■ Dataset records ■
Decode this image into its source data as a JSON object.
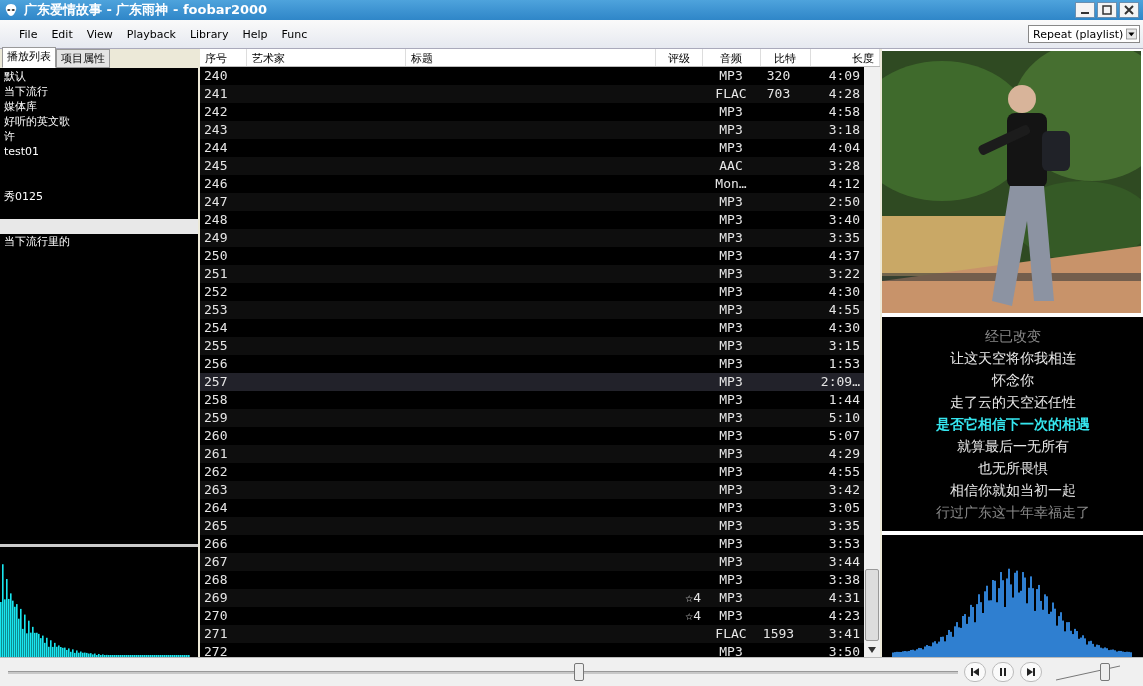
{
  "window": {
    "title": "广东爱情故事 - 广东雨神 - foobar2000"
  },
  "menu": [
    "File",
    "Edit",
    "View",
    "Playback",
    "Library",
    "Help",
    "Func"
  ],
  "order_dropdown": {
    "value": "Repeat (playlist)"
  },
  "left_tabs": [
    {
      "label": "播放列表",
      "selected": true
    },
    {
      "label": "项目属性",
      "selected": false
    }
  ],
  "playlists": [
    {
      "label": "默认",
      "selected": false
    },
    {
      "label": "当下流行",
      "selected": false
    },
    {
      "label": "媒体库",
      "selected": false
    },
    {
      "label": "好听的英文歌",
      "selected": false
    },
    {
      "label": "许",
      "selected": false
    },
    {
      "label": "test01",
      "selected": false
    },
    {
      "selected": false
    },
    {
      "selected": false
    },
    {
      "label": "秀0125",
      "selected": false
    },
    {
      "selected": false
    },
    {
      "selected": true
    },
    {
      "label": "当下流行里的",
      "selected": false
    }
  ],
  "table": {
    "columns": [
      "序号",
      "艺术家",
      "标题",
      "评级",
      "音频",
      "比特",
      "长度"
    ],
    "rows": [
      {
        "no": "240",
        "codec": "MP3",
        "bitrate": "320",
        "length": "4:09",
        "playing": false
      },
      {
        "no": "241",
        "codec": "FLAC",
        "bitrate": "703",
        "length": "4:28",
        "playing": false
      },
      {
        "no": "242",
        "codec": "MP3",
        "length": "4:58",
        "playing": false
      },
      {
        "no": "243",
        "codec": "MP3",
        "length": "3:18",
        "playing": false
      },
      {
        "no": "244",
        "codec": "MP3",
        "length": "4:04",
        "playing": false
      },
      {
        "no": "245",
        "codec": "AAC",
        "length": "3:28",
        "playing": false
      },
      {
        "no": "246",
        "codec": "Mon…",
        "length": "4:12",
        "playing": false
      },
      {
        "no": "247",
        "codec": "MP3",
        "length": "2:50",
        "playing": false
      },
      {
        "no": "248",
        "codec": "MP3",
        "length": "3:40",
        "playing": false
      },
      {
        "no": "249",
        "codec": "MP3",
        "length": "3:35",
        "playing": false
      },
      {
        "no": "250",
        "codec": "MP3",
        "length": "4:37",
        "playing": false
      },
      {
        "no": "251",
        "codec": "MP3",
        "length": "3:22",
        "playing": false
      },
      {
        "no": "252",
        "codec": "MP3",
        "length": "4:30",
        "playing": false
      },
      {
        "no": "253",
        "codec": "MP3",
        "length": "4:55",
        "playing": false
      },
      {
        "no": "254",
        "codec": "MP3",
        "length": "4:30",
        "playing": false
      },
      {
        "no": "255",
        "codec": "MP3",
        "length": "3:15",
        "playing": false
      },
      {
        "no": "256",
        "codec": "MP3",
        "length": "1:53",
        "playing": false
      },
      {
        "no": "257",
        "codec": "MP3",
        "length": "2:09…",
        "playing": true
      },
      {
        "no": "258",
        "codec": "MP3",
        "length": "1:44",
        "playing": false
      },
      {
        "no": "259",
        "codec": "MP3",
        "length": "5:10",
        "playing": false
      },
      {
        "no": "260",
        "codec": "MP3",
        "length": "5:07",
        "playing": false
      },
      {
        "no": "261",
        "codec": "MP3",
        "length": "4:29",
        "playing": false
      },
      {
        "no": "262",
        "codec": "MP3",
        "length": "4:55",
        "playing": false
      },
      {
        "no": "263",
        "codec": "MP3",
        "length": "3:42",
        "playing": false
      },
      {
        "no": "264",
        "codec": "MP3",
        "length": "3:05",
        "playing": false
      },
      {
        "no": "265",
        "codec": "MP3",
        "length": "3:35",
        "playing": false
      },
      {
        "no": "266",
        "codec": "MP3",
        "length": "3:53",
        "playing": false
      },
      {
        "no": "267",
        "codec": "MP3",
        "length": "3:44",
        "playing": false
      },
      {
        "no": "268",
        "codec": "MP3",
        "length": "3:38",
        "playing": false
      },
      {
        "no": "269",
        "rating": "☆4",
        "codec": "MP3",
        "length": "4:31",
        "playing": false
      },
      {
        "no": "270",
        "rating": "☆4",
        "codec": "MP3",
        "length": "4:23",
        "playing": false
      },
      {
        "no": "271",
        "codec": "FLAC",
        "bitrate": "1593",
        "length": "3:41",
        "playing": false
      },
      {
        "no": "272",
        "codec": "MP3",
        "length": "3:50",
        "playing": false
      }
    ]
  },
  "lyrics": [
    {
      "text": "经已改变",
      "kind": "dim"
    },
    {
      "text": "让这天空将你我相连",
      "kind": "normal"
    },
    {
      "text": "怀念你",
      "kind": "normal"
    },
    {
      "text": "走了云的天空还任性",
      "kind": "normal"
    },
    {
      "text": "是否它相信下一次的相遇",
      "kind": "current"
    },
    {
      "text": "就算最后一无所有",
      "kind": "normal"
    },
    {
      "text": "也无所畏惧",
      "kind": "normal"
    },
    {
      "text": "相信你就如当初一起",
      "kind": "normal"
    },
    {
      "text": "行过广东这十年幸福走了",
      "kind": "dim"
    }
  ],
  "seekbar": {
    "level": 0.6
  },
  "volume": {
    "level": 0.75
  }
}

---

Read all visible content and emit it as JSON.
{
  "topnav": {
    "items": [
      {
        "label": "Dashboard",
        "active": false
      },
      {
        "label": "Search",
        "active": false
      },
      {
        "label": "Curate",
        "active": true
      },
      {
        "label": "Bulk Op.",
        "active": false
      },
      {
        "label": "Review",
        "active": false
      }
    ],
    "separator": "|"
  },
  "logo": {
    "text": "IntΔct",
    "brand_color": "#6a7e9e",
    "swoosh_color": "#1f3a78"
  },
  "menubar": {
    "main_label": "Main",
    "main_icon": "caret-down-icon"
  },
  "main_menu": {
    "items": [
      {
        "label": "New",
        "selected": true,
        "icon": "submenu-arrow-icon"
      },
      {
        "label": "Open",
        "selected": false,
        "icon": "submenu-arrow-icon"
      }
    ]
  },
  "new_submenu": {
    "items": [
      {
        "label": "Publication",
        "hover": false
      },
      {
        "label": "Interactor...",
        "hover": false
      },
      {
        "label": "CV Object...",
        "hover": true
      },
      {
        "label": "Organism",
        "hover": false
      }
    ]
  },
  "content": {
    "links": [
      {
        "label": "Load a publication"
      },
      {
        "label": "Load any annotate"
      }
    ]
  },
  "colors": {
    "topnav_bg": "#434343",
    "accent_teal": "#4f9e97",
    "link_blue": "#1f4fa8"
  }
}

■ Exercise instructions ■
Copy each line that contains the word "text".

■ Exercise output ■
      "text": "经已改变",
      "text": "让这天空将你我相连",
      "text": "怀念你",
      "text": "走了云的天空还任性",
      "text": "是否它相信下一次的相遇",
      "text": "就算最后一无所有",
      "text": "也无所畏惧",
      "text": "相信你就如当初一起",
      "text": "行过广东这十年幸福走了",
    "text": "IntΔct",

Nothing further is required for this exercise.